- _Supplied data_
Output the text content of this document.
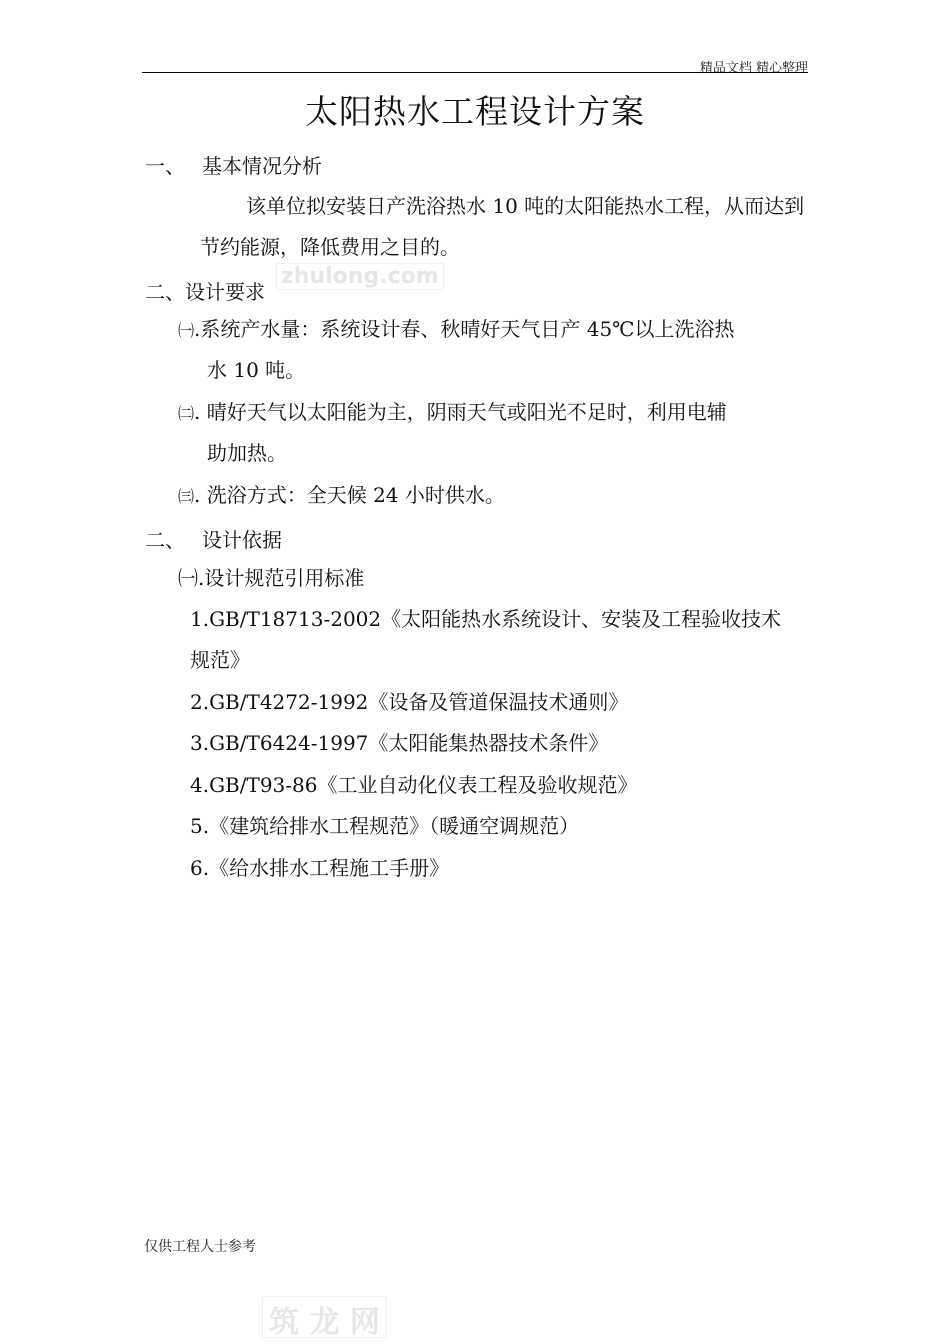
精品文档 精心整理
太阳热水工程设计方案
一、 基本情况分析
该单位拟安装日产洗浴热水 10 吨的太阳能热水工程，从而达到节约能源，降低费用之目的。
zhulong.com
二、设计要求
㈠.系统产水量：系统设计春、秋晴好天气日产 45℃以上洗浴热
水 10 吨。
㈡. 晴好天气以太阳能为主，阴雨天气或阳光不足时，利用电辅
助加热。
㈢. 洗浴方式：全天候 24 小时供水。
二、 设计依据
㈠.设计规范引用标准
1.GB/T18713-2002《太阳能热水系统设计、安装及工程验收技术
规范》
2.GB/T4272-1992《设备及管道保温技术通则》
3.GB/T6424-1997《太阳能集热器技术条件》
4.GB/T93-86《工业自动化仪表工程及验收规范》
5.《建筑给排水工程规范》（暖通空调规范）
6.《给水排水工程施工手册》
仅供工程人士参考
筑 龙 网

- _Exercise goal_
Reproduce the entries above word for word. Pictures stay out.

- _Correct result_
Output the text content of this document.
精品文档 精心整理
太阳热水工程设计方案
一、 基本情况分析
该单位拟安装日产洗浴热水 10 吨的太阳能热水工程，从而达到节约能源，降低费用之目的。
zhulong.com
二、设计要求
㈠.系统产水量：系统设计春、秋晴好天气日产 45℃以上洗浴热
水 10 吨。
㈡. 晴好天气以太阳能为主，阴雨天气或阳光不足时，利用电辅
助加热。
㈢. 洗浴方式：全天候 24 小时供水。
二、 设计依据
㈠.设计规范引用标准
1.GB/T18713-2002《太阳能热水系统设计、安装及工程验收技术
规范》
2.GB/T4272-1992《设备及管道保温技术通则》
3.GB/T6424-1997《太阳能集热器技术条件》
4.GB/T93-86《工业自动化仪表工程及验收规范》
5.《建筑给排水工程规范》（暖通空调规范）
6.《给水排水工程施工手册》
仅供工程人士参考
筑 龙 网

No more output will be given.